## START INPUT DATA

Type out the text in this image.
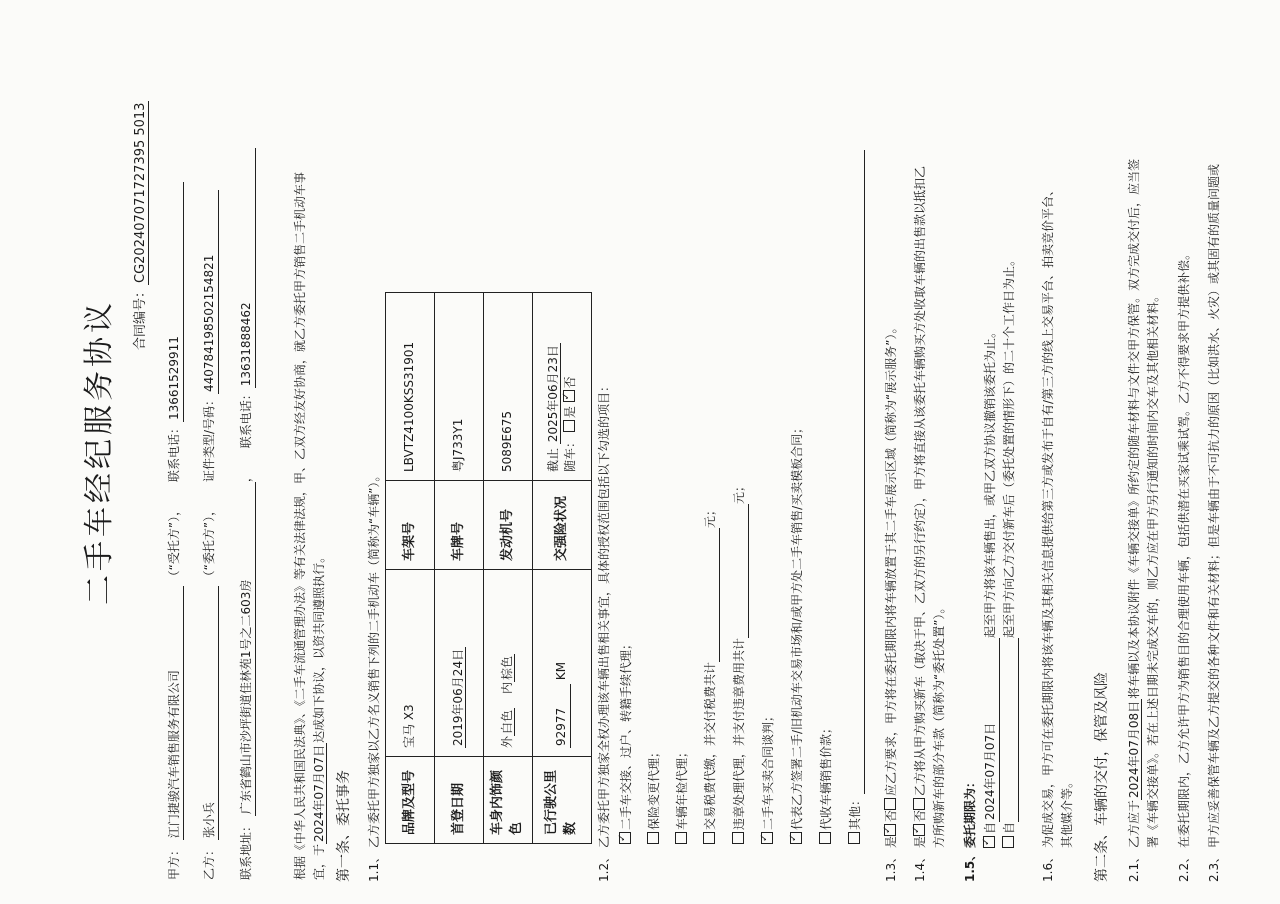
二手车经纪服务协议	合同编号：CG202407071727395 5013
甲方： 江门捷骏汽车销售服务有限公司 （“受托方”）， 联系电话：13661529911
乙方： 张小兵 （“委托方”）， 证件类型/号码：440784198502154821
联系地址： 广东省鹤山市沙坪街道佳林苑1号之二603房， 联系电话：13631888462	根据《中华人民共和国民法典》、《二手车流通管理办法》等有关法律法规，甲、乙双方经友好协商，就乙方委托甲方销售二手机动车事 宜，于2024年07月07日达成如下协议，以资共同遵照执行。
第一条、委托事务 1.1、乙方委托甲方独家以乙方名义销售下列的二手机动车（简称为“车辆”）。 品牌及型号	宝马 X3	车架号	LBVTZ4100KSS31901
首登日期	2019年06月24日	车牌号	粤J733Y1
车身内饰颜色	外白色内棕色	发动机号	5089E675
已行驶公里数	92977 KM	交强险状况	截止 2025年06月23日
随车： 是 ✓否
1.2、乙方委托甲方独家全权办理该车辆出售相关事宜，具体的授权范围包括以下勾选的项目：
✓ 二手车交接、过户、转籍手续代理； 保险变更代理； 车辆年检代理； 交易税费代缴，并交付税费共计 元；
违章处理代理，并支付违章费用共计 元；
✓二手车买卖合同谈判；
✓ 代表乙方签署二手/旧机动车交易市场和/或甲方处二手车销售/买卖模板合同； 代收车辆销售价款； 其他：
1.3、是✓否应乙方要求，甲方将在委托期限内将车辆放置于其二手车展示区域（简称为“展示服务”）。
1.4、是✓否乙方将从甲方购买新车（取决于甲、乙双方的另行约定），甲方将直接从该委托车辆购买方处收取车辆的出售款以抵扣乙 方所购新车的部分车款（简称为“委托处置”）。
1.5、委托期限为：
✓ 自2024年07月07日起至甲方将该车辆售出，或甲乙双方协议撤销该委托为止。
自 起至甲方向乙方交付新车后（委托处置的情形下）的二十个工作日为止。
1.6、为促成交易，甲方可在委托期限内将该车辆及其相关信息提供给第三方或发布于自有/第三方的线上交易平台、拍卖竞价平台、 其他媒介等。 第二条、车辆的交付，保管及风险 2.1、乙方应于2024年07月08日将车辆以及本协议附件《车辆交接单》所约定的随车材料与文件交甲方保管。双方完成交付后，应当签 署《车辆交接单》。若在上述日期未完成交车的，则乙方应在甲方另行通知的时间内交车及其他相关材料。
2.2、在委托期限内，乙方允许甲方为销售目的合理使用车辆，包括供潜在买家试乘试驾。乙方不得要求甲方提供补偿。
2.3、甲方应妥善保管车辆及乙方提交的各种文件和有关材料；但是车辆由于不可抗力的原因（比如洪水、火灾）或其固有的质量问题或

## END INPUT DATA
## START INPUT DATA

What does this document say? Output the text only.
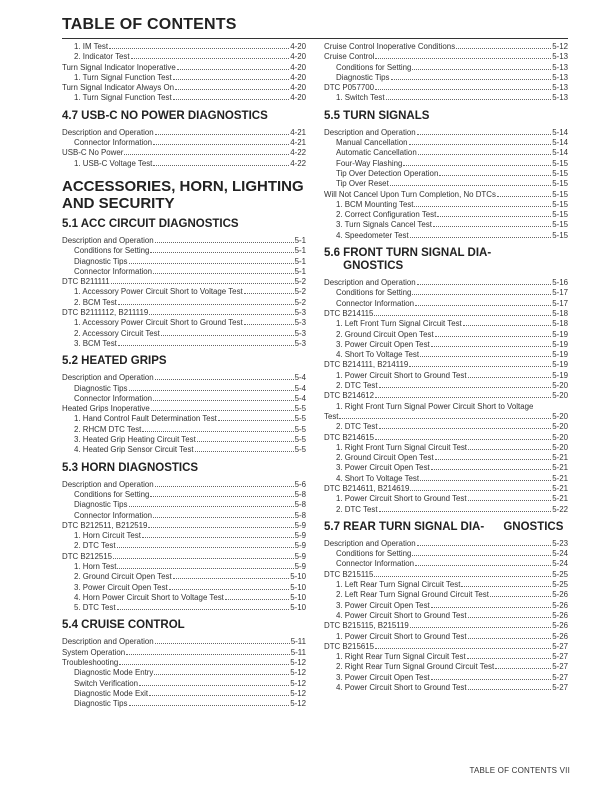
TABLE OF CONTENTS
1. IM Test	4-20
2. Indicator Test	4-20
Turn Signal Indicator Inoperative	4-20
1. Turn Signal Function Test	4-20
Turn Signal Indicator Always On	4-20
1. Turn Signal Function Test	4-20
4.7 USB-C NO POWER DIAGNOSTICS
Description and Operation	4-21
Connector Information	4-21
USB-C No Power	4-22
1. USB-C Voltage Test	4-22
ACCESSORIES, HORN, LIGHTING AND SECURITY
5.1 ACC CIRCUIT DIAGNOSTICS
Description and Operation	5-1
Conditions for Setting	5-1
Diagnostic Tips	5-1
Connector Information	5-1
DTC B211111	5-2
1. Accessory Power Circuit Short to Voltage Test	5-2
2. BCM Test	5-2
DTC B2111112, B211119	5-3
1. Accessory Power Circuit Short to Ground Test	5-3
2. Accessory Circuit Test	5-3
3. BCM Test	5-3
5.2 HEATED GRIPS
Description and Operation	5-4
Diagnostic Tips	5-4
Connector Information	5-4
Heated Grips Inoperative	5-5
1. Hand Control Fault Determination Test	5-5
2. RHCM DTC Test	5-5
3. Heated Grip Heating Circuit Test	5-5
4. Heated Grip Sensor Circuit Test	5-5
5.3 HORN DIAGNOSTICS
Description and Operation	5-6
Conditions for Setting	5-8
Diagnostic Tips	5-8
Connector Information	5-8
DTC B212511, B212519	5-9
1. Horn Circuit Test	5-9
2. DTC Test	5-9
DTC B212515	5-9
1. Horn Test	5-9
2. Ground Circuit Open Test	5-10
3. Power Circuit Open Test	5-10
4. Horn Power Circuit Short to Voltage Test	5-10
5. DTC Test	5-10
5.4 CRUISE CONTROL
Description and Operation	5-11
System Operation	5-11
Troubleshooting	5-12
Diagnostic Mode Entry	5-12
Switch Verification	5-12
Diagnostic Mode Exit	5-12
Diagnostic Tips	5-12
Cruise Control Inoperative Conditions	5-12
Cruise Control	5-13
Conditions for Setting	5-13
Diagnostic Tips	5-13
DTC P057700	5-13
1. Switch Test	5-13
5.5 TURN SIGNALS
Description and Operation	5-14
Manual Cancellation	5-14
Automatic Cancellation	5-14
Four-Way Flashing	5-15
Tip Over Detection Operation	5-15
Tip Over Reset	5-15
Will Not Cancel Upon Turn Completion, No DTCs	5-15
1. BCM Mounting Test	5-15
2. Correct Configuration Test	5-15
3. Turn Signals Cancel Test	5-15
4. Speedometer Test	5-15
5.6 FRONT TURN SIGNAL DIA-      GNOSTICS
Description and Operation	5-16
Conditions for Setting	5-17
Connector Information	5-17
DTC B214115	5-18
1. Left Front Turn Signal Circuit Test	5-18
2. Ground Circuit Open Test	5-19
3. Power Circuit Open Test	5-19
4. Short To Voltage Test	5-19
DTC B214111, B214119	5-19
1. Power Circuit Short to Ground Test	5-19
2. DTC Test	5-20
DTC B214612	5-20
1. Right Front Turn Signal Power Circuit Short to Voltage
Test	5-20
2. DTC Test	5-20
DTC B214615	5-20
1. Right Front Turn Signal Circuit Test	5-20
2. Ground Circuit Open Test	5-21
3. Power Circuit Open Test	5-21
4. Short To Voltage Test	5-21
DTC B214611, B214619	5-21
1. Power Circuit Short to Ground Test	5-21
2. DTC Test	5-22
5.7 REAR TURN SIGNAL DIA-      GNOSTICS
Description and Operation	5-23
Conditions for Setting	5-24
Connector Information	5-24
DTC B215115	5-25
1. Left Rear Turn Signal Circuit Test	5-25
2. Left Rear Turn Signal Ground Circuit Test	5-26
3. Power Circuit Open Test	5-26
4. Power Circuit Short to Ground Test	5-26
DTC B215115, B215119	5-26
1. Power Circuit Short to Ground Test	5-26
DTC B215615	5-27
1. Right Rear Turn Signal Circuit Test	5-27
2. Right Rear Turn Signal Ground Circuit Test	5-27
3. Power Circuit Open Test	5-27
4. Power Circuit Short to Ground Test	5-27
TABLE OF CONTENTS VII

## END INPUT DATA
## START INPUT DATA

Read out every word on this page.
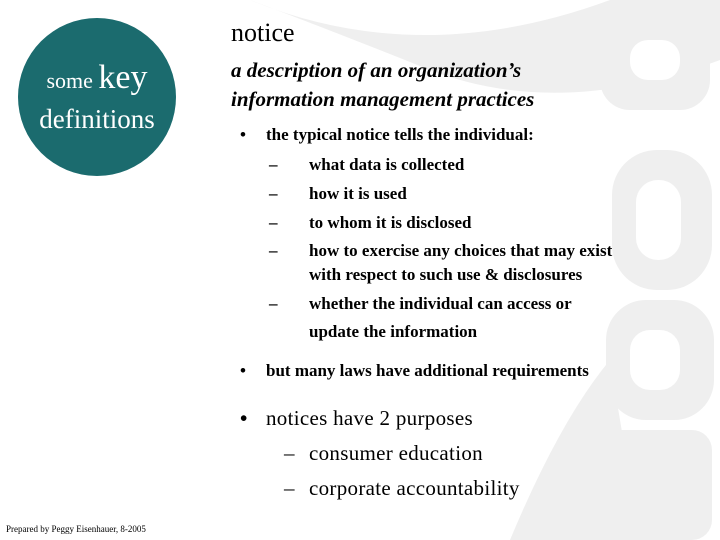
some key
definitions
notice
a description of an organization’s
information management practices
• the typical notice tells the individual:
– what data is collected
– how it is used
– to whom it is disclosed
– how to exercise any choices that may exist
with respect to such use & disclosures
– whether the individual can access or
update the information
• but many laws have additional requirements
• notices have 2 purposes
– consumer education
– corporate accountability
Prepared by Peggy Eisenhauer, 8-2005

## END INPUT DATA

Show every line that contains the word "Right".

## REPLY
1. Right Front Turn Signal Power Circuit Short to Voltage
1. Right Front Turn Signal Circuit Test	5-20
1. Right Rear Turn Signal Circuit Test	5-27
2. Right Rear Turn Signal Ground Circuit Test	5-27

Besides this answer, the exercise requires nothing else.